━━━ EXTRACTED DATA ━━━

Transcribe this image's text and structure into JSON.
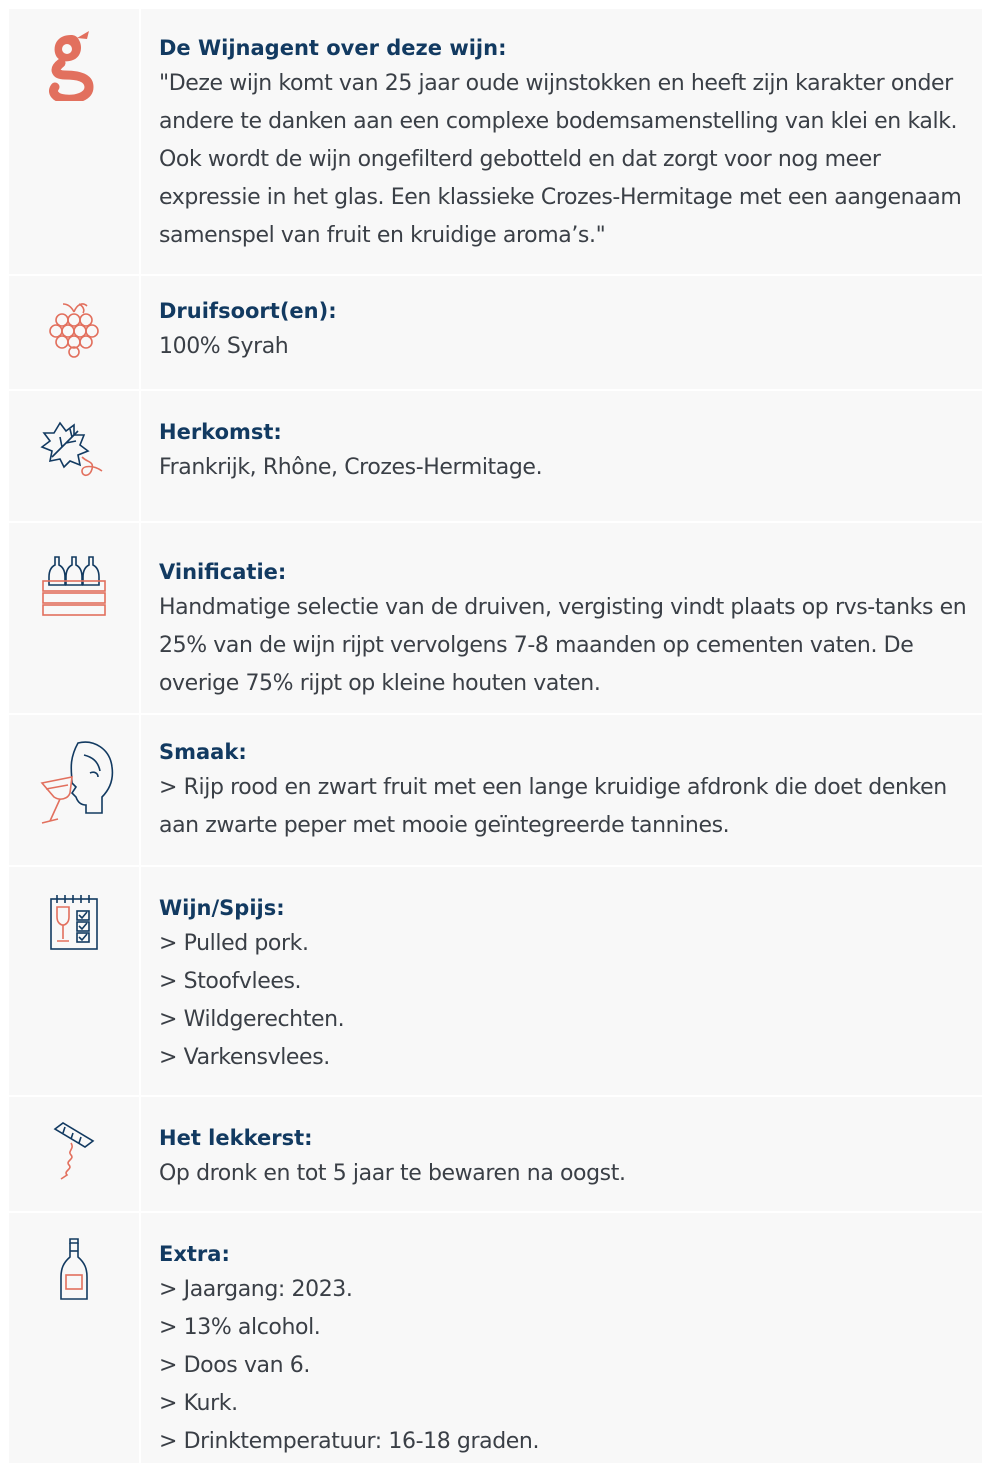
{
  "colors": {
    "heading": "#123a61",
    "text": "#3a3f46",
    "accent": "#e2705e",
    "navy": "#123a61",
    "cell_bg": "#f8f8f8"
  },
  "rows": [
    {
      "icon": "brand-g-logo-icon",
      "heading": "De Wijnagent over deze wijn:",
      "body": "\"Deze wijn komt van 25 jaar oude wijnstokken en heeft zijn karakter onder andere te danken aan een complexe bodemsamenstelling van klei en kalk. Ook wordt de wijn ongefilterd gebotteld en dat zorgt voor nog meer expressie in het glas. Een klassieke Crozes-Hermitage met een aangenaam samenspel van fruit en kruidige aroma’s.\""
    },
    {
      "icon": "grapes-icon",
      "heading": "Druifsoort(en):",
      "body": "100% Syrah"
    },
    {
      "icon": "vine-leaf-icon",
      "heading": "Herkomst:",
      "body": "Frankrijk, Rhône, Crozes-Hermitage."
    },
    {
      "icon": "wine-crate-icon",
      "heading": "Vinificatie:",
      "body": "Handmatige selectie van de druiven, vergisting vindt plaats op rvs-tanks en 25% van de wijn rijpt vervolgens 7-8 maanden op cementen vaten. De overige 75% rijpt op kleine houten vaten."
    },
    {
      "icon": "tasting-face-icon",
      "heading": "Smaak:",
      "body": "> Rijp rood en zwart fruit met een lange kruidige afdronk die doet denken aan zwarte peper met mooie geïntegreerde tannines."
    },
    {
      "icon": "wine-menu-icon",
      "heading": "Wijn/Spijs:",
      "items": [
        "> Pulled pork.",
        "> Stoofvlees.",
        "> Wildgerechten.",
        "> Varkensvlees."
      ]
    },
    {
      "icon": "corkscrew-icon",
      "heading": "Het lekkerst:",
      "body": "Op dronk en tot 5 jaar te bewaren na oogst."
    },
    {
      "icon": "wine-bottle-icon",
      "heading": "Extra:",
      "items": [
        "> Jaargang: 2023.",
        "> 13% alcohol.",
        "> Doos van 6.",
        "> Kurk.",
        "> Drinktemperatuur: 16-18 graden."
      ]
    }
  ]
}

━━━

Reproduce all the entries that precede this task, word for word, minus any pictures.

[OUTPUT OF THE EXERCISE]:
Transcribe this image's text and structure into JSON.
{
  "colors": {
    "heading": "#123a61",
    "text": "#3a3f46",
    "accent": "#e2705e",
    "navy": "#123a61",
    "cell_bg": "#f8f8f8"
  },
  "rows": [
    {
      "icon": "brand-g-logo-icon",
      "heading": "De Wijnagent over deze wijn:",
      "body": "\"Deze wijn komt van 25 jaar oude wijnstokken en heeft zijn karakter onder andere te danken aan een complexe bodemsamenstelling van klei en kalk. Ook wordt de wijn ongefilterd gebotteld en dat zorgt voor nog meer expressie in het glas. Een klassieke Crozes-Hermitage met een aangenaam samenspel van fruit en kruidige aroma’s.\""
    },
    {
      "icon": "grapes-icon",
      "heading": "Druifsoort(en):",
      "body": "100% Syrah"
    },
    {
      "icon": "vine-leaf-icon",
      "heading": "Herkomst:",
      "body": "Frankrijk, Rhône, Crozes-Hermitage."
    },
    {
      "icon": "wine-crate-icon",
      "heading": "Vinificatie:",
      "body": "Handmatige selectie van de druiven, vergisting vindt plaats op rvs-tanks en 25% van de wijn rijpt vervolgens 7-8 maanden op cementen vaten. De overige 75% rijpt op kleine houten vaten."
    },
    {
      "icon": "tasting-face-icon",
      "heading": "Smaak:",
      "body": "> Rijp rood en zwart fruit met een lange kruidige afdronk die doet denken aan zwarte peper met mooie geïntegreerde tannines."
    },
    {
      "icon": "wine-menu-icon",
      "heading": "Wijn/Spijs:",
      "items": [
        "> Pulled pork.",
        "> Stoofvlees.",
        "> Wildgerechten.",
        "> Varkensvlees."
      ]
    },
    {
      "icon": "corkscrew-icon",
      "heading": "Het lekkerst:",
      "body": "Op dronk en tot 5 jaar te bewaren na oogst."
    },
    {
      "icon": "wine-bottle-icon",
      "heading": "Extra:",
      "items": [
        "> Jaargang: 2023.",
        "> 13% alcohol.",
        "> Doos van 6.",
        "> Kurk.",
        "> Drinktemperatuur: 16-18 graden."
      ]
    }
  ]
}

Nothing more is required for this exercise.